Extracted information —
========================================================================
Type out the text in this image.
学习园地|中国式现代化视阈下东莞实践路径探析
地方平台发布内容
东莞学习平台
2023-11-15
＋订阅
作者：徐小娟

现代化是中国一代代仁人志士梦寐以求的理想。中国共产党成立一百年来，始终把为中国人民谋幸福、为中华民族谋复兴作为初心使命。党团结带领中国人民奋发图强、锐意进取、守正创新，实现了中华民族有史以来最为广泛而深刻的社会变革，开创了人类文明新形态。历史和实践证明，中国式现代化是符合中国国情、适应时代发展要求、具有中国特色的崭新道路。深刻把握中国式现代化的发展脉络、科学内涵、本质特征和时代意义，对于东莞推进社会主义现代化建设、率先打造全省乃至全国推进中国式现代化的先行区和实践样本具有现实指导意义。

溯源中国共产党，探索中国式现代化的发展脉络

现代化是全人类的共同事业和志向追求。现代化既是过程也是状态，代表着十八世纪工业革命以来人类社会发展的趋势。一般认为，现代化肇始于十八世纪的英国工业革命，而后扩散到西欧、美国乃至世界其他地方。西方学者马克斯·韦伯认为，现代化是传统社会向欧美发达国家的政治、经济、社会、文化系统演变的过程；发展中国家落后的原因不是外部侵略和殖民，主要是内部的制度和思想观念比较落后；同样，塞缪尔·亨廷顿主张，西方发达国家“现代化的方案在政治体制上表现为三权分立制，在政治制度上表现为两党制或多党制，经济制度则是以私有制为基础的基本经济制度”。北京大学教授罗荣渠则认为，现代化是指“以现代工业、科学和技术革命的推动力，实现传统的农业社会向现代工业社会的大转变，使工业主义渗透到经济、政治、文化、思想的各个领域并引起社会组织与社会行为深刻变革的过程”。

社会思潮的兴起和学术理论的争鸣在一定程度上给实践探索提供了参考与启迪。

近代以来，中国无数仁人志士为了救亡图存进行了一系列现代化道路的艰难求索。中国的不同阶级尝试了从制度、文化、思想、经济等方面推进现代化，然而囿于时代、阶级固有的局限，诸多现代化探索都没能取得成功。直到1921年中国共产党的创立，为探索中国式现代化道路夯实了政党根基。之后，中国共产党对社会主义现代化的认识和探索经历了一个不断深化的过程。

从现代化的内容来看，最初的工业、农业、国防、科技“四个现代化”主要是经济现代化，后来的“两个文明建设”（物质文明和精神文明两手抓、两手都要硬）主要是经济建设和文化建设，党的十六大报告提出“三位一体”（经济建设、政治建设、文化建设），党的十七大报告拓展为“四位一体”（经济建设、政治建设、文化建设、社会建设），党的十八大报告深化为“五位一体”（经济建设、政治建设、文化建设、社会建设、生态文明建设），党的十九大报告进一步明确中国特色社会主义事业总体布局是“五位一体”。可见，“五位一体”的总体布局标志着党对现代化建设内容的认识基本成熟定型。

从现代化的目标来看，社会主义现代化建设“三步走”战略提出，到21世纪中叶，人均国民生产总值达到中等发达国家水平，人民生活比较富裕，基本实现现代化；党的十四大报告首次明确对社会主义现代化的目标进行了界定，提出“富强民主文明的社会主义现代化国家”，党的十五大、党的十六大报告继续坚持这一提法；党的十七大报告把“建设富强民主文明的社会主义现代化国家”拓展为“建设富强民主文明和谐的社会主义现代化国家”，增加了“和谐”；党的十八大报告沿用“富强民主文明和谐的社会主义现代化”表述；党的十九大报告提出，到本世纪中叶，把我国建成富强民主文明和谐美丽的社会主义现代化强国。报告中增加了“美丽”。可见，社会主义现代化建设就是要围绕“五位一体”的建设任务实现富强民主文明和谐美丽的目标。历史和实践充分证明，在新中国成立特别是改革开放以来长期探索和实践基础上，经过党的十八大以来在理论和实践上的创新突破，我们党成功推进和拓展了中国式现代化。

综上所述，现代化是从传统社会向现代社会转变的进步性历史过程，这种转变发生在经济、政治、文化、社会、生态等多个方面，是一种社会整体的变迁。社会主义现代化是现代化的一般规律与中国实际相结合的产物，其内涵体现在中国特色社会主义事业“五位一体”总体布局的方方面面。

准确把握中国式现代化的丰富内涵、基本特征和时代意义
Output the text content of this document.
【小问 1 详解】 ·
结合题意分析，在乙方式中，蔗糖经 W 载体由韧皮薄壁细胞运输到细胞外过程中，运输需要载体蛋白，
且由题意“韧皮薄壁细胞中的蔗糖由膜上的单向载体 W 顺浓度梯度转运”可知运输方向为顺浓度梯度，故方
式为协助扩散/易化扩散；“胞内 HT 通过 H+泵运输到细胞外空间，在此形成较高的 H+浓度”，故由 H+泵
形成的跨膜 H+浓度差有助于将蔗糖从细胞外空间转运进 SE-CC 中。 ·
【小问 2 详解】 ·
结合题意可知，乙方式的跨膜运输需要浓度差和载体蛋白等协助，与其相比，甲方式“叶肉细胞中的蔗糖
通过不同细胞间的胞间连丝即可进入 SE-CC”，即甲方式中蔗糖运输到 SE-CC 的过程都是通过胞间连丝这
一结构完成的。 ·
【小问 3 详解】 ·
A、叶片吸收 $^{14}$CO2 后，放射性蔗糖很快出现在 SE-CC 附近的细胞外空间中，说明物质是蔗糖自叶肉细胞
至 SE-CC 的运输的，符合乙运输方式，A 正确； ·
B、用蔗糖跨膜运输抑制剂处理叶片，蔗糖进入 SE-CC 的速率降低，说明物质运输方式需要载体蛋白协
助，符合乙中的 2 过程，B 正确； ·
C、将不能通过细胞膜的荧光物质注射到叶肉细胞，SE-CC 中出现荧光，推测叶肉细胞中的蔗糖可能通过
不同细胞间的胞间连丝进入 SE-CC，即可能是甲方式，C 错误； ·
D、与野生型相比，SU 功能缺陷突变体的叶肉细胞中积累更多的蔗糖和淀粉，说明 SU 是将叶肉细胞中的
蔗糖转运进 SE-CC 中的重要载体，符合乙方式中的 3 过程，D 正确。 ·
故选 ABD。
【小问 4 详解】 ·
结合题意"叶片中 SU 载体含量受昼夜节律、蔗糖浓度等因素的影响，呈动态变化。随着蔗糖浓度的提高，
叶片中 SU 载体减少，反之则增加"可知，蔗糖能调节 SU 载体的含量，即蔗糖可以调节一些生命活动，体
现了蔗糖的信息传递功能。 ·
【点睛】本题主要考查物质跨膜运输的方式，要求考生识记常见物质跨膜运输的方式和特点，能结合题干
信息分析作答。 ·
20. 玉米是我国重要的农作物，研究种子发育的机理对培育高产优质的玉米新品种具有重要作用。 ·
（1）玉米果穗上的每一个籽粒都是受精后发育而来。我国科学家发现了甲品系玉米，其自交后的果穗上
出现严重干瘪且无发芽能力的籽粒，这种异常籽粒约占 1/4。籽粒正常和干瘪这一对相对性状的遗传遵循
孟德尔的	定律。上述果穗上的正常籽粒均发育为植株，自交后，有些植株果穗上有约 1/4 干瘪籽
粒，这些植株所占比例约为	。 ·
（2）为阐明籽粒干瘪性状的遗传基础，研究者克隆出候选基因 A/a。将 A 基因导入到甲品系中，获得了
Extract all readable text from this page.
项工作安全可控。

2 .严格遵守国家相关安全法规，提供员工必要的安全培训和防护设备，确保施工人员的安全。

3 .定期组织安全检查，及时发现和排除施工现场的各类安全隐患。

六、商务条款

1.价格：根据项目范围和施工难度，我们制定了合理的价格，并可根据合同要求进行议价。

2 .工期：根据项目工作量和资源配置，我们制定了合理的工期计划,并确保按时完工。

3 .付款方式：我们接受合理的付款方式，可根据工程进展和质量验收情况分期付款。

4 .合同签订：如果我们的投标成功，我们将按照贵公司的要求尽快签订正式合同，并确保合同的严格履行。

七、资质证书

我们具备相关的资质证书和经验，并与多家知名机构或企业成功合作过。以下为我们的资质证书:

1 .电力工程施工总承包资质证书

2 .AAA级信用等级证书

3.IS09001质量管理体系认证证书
========================================================================
What to work on — Identify which lines contain the word "text" and copy each one.

The output —
Type out the text in this image.
Output the text content of this document.
Extract all readable text from this page.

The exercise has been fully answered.